### [Input records]
— begin —

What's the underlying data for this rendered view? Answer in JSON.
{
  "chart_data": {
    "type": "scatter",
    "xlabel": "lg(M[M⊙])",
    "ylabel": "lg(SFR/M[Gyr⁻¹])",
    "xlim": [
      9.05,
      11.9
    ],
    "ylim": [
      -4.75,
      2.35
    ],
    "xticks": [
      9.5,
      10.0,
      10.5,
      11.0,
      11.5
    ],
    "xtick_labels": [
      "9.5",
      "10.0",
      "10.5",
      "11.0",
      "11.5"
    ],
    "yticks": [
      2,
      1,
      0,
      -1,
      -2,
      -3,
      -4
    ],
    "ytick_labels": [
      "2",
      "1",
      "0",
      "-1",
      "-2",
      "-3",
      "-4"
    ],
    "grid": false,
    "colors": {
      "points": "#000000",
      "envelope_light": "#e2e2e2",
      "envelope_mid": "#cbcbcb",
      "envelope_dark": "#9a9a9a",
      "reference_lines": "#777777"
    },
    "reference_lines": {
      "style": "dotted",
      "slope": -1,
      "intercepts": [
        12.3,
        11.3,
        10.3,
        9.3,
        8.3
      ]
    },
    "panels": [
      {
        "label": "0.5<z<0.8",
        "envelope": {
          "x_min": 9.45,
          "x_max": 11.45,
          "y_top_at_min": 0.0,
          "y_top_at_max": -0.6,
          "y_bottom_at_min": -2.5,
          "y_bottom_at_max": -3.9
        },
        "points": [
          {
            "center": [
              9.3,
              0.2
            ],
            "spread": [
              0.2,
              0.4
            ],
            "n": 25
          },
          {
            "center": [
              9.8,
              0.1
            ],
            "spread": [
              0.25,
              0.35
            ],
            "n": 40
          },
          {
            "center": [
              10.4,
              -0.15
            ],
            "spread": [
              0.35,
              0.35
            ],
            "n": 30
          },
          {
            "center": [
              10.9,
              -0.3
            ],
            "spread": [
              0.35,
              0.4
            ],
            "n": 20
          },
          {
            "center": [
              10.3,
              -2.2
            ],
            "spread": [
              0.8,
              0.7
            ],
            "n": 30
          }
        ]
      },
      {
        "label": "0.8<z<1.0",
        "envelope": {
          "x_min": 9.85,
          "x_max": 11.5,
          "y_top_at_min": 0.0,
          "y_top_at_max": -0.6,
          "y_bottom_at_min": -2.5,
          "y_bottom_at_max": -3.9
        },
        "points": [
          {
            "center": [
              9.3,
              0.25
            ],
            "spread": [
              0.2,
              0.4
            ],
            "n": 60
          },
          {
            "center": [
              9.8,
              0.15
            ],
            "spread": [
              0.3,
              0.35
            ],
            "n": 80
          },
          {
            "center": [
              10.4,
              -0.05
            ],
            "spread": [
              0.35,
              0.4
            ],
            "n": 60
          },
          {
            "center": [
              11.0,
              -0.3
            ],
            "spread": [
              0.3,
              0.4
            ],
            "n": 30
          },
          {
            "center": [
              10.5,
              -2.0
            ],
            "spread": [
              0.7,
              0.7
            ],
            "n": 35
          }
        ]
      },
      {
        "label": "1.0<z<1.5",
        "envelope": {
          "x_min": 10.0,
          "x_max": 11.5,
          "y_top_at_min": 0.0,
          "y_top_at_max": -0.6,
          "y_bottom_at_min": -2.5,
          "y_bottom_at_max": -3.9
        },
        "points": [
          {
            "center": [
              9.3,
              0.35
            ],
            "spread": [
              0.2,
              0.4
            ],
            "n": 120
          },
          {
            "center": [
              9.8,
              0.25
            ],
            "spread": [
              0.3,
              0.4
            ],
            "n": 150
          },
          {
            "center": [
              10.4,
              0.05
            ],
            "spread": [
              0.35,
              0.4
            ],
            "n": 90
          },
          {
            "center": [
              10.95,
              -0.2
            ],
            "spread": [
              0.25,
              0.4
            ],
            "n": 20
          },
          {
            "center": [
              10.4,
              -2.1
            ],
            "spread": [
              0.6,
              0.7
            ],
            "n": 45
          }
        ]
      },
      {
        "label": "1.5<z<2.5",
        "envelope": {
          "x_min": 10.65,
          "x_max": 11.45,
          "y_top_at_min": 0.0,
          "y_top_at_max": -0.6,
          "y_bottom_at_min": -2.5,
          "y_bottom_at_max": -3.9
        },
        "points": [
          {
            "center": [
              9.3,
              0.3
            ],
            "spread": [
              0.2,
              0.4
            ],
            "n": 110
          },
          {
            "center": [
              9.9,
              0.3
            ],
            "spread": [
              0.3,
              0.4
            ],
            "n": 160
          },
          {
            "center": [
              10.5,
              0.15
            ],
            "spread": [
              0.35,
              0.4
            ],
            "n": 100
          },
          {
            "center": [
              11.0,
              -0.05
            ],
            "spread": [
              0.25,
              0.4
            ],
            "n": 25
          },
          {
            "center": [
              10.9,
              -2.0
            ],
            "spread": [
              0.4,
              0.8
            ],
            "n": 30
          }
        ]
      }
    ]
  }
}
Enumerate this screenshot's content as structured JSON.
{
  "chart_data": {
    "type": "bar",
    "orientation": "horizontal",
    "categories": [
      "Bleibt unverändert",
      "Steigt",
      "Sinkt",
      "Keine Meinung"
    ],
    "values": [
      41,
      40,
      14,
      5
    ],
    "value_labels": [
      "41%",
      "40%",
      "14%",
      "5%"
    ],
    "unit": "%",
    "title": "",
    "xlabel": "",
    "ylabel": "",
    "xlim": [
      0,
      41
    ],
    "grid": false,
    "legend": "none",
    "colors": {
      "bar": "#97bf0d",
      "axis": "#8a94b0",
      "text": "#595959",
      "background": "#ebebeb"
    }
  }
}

— end —

### [Goal of the exercise]
Give back the lines of the listing from the one with "Enumerate this screenshot's" through the end, both included, exactly as written and with nothing added.

### [The answer]
Enumerate this screenshot's content as structured JSON.
{
  "chart_data": {
    "type": "bar",
    "orientation": "horizontal",
    "categories": [
      "Bleibt unverändert",
      "Steigt",
      "Sinkt",
      "Keine Meinung"
    ],
    "values": [
      41,
      40,
      14,
      5
    ],
    "value_labels": [
      "41%",
      "40%",
      "14%",
      "5%"
    ],
    "unit": "%",
    "title": "",
    "xlabel": "",
    "ylabel": "",
    "xlim": [
      0,
      41
    ],
    "grid": false,
    "legend": "none",
    "colors": {
      "bar": "#97bf0d",
      "axis": "#8a94b0",
      "text": "#595959",
      "background": "#ebebeb"
    }
  }
}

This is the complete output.